## Exercise set
**a)** Print the passage on FERC's transmission planning proposal word for word, starting at "Kansas’ French said" and ending at "RTOs and ISOs.".
**b)** Summarize the passage on FERC's transmission planning proposal in three sentences.

## Selected excerpt
Rechtschaffen said FERC should consider other steps to address “legitimate concerns” about unanticipated effects of Order 1000’s ROFR provision. “At a minimum, our recommendation is that FERC leave it up to each state to determine whether or not transmission should be developed competitively,” he said.
Kansas’ French said he had “very complicated” thoughts on the issue. “But we have seen tremendous cost savings in our region, as well, over the last few years on several projects. And it seems the wrong time to turn away from that,” he said.
Rechtschaffen said he welcomed the NOPR’s proposals for more transparency in local transmission planning and said they should include “repair and replacement” or supplementary projects, which receive little or no scrutiny under regional planning processes.
Rechtschaffen said these “utility self-approved” projects represent half of all investor-owned utility spending in RTOs and ISOs.
“In 2022, our largest utility, PG&E, forecast $1.2 billion on capital spending; 88% of that will be spent on utility self-approved projects,” he said. “We heard a similar story yesterday on a panel from Greg Poulos,” executive director of the Consumer Advocates of the PJM States.
Appreciative of FERC Outreach
Several of the state commissioners praised FERC for establishing the task force and including in the NOPR a requirement that planners seek states’ agreement on cost allocation.
“We’re very pleased in terms of the direction and tone of the NOPR,” said Pennsylvania Public Utility Commission Chair Gladys Brown Dutrieuille. “We’re very appreciative because you did put a lot of effort into understanding and hearing the concerns that were expressed by not only us but other people.”

## Data excerpts

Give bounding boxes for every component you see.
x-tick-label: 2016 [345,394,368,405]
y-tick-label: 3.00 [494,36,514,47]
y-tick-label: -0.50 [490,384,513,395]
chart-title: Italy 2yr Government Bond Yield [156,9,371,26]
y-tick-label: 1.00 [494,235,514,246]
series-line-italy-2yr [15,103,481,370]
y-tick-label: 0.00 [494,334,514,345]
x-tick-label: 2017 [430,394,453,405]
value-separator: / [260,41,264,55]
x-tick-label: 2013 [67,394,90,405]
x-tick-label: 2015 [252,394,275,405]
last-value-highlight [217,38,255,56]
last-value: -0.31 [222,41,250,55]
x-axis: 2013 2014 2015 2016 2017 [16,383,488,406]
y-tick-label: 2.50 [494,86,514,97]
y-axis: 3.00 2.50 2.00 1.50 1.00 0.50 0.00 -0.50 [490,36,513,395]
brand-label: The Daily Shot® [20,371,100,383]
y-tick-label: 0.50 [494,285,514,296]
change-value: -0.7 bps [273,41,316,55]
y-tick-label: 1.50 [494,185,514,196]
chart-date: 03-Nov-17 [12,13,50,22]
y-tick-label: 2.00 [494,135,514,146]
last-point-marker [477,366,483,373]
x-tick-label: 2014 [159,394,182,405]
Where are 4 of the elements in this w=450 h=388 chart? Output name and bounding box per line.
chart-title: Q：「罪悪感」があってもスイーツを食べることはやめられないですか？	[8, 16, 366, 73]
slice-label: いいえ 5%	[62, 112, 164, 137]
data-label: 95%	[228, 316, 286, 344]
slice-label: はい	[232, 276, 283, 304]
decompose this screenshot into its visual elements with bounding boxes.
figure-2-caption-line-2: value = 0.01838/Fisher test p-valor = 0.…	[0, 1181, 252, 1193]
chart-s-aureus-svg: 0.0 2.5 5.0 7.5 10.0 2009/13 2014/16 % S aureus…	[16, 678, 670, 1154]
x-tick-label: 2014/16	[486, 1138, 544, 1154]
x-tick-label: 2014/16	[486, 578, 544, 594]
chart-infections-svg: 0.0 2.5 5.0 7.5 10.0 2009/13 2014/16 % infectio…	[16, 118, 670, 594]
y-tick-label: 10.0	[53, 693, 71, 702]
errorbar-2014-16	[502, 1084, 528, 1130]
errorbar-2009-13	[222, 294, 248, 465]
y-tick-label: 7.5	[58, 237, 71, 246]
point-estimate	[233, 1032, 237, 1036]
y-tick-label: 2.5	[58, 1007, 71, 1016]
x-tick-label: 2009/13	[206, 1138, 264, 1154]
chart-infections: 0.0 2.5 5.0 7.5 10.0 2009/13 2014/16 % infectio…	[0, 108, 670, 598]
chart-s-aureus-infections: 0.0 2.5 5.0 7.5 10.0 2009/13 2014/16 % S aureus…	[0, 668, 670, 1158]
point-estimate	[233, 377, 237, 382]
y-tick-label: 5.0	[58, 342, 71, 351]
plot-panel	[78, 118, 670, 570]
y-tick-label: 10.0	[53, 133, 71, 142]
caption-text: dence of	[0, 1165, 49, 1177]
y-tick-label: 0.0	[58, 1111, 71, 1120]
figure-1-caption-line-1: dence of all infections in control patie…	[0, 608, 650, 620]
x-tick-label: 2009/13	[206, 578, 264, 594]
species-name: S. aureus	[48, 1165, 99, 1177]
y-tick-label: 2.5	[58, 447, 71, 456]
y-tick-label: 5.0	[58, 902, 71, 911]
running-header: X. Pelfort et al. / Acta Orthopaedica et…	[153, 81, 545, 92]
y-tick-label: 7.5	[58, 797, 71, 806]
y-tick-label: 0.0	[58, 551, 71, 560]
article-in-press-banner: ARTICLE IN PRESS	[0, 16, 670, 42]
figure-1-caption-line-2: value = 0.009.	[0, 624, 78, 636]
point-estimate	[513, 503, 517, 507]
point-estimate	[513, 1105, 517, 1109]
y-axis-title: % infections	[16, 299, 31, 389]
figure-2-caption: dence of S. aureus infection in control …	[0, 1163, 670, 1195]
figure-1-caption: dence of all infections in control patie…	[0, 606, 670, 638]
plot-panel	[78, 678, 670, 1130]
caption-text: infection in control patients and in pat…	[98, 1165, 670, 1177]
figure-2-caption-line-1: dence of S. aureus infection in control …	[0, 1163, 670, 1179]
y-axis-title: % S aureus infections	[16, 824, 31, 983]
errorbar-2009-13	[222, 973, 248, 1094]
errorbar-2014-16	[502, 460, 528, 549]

## Expected outputs
**a)**
Kansas’ French said he had “very complicated” thoughts on the issue. “But we have seen tremendous cost savings in our region, as well, over the last few years on several projects. And it seems the wrong time to turn away from that,” he said.
Rechtschaffen said he welcomed the NOPR’s proposals for more transparency in local transmission planning and said they should include “repair and replacement” or supplementary projects, which receive little or no scrutiny under regional planning processes.
Rechtschaffen said these “utility self-approved” projects represent half of all investor-owned utility spending in RTOs and ISOs.

**b)** Rechtschaffen said FERC should at least leave it to each state to decide whether transmission should be developed competitively. He also welcomed the NOPR's proposals for more transparency in local transmission planning, saying they should cover "repair and replacement" or supplementary projects that receive little or no scrutiny. Kansas' French cited tremendous cost savings on several projects in his region, and several state commissioners praised FERC for creating the task force and requiring planners to seek states' agreement on cost allocation.